Work instructions - Below are some records; copy each line in them that contains "zich".

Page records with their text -
--------------------------------------------------
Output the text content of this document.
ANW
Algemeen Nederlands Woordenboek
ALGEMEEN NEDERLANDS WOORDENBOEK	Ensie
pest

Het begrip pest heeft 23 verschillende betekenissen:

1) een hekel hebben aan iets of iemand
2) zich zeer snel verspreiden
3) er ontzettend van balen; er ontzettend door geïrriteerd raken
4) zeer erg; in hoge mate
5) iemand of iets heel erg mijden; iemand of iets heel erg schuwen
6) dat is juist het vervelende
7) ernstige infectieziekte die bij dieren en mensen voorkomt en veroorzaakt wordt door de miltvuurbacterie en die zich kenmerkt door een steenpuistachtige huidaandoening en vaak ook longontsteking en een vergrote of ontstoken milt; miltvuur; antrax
--------------------------------------------------
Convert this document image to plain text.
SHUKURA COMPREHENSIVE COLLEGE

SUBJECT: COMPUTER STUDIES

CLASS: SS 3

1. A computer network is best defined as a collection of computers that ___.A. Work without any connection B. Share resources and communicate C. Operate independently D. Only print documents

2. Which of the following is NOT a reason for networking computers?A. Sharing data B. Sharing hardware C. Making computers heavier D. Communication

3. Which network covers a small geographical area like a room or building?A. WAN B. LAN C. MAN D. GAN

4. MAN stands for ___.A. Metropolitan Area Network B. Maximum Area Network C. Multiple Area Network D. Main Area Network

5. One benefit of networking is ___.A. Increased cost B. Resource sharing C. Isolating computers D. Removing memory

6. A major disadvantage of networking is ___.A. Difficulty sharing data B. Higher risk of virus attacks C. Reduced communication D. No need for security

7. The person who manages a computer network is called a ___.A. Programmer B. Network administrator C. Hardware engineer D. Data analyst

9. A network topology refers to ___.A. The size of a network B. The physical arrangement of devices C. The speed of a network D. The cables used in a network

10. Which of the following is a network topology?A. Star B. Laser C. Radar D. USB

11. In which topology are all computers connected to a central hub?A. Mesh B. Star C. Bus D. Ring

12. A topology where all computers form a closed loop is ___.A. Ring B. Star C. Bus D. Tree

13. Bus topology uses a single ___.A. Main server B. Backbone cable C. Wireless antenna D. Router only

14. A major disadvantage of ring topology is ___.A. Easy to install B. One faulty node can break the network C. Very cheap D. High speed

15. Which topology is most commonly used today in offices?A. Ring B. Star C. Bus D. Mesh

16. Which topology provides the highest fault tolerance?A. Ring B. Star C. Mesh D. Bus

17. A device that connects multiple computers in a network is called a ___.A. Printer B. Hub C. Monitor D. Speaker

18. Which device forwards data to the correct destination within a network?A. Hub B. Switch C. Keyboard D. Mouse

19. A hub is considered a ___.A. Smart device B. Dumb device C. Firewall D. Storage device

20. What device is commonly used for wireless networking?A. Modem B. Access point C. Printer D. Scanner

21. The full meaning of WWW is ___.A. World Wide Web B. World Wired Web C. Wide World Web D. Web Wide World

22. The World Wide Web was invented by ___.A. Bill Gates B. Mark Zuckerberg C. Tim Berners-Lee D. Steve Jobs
--------------------------------------------------
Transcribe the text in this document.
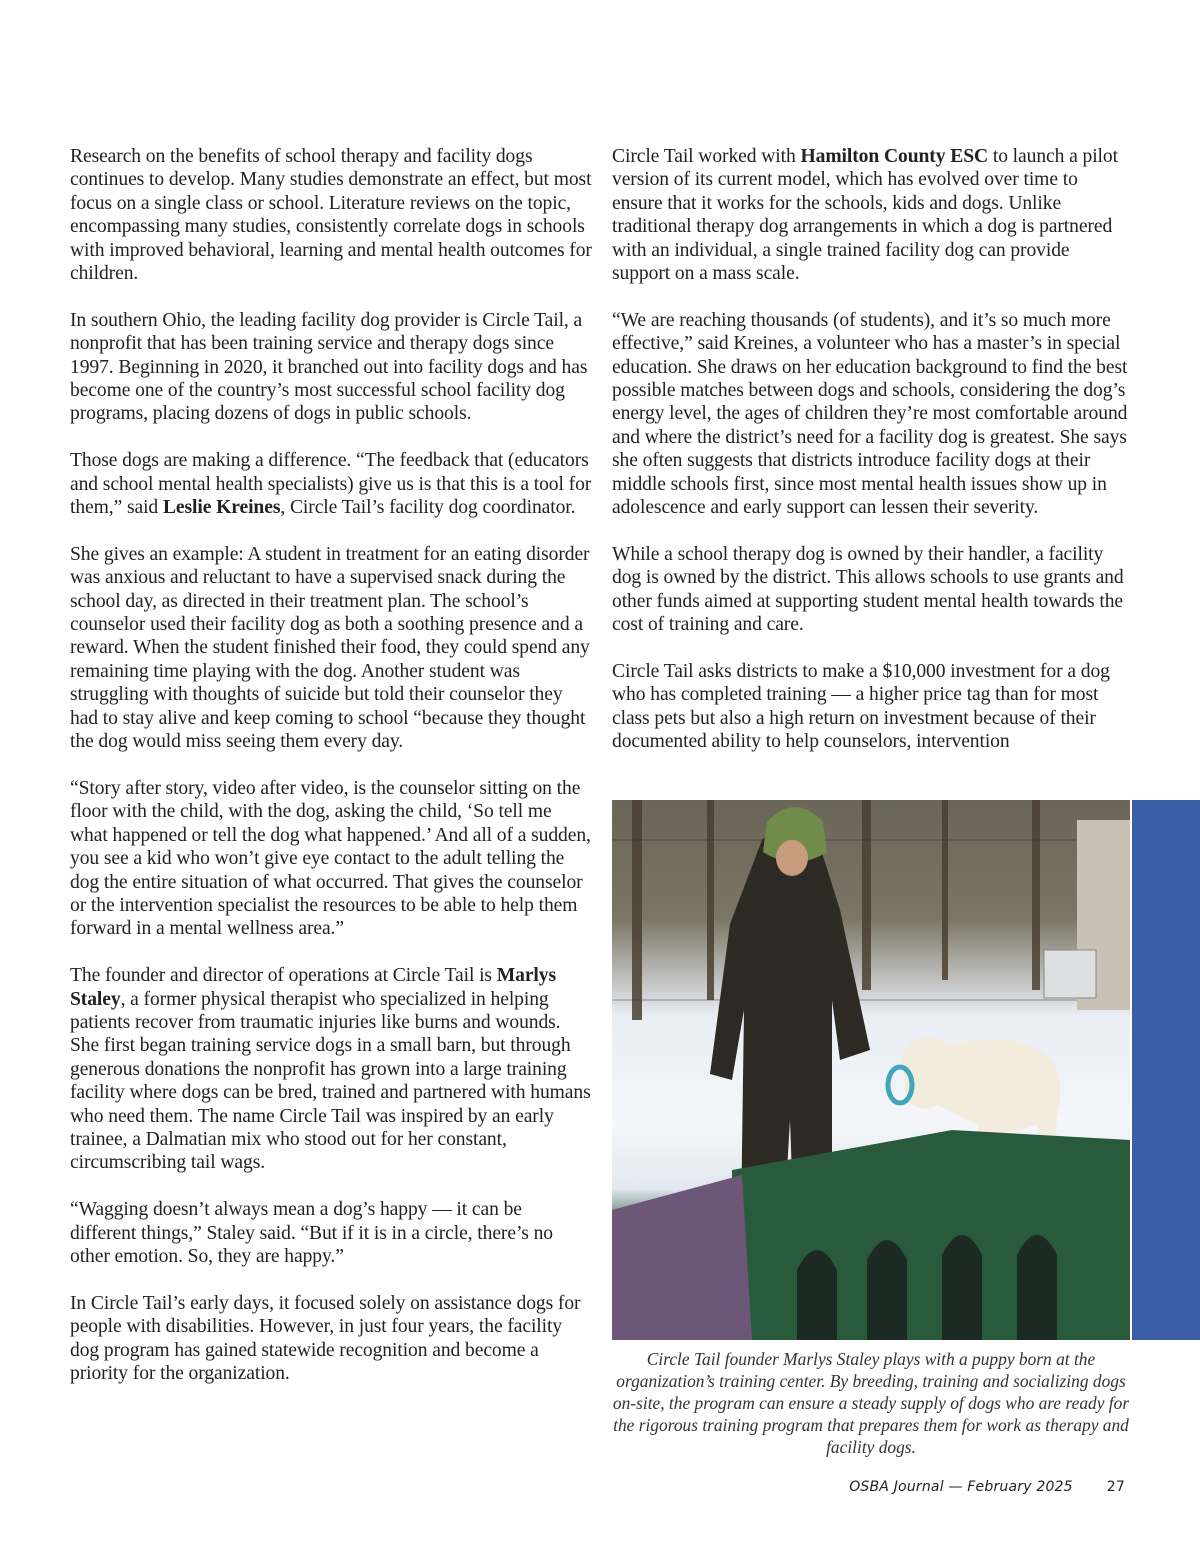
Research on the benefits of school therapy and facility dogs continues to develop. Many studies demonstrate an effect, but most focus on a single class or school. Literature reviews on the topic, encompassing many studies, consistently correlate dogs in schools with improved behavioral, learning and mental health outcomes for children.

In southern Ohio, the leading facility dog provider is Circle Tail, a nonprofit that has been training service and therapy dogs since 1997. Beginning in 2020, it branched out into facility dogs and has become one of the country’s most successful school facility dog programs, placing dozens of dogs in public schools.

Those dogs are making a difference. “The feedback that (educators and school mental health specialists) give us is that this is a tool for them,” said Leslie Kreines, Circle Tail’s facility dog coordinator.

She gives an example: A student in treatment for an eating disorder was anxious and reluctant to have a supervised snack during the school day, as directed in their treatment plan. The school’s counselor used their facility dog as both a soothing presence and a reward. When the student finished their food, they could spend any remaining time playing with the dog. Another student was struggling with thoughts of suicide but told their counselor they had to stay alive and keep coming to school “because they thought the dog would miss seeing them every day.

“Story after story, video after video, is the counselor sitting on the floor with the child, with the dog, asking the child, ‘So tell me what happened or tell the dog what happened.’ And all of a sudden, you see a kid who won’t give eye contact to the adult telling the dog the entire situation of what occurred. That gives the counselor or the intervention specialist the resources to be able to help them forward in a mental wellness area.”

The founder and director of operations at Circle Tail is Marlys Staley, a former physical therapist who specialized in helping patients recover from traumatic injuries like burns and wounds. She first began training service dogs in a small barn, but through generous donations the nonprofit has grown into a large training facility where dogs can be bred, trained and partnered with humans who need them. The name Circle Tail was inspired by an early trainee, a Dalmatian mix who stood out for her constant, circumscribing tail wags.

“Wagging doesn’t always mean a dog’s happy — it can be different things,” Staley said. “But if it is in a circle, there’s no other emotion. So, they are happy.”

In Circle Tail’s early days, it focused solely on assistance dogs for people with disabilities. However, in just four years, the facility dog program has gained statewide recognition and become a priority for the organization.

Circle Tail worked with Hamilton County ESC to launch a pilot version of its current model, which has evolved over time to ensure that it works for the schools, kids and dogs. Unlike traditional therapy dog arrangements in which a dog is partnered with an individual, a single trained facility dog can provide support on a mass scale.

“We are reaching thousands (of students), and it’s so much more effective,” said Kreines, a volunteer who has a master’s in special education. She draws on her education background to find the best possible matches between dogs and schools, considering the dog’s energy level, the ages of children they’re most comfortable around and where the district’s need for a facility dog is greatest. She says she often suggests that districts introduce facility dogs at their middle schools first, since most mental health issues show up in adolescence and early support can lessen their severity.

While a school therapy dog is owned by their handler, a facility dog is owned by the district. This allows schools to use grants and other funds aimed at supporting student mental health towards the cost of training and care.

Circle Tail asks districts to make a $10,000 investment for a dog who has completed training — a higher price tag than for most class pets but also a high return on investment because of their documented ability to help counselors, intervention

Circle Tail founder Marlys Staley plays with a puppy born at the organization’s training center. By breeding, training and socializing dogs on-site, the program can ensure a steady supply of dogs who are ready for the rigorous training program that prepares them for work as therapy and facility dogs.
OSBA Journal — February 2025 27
--------------------------------------------------
Result below -
2) zich zeer snel verspreiden
7) ernstige infectieziekte die bij dieren en mensen voorkomt en veroorzaakt wordt door de miltvuurbacterie en die zich kenmerkt door een steenpuistachtige huidaandoening en vaak ook longontsteking en een vergrote of ontstoken milt; miltvuur; antrax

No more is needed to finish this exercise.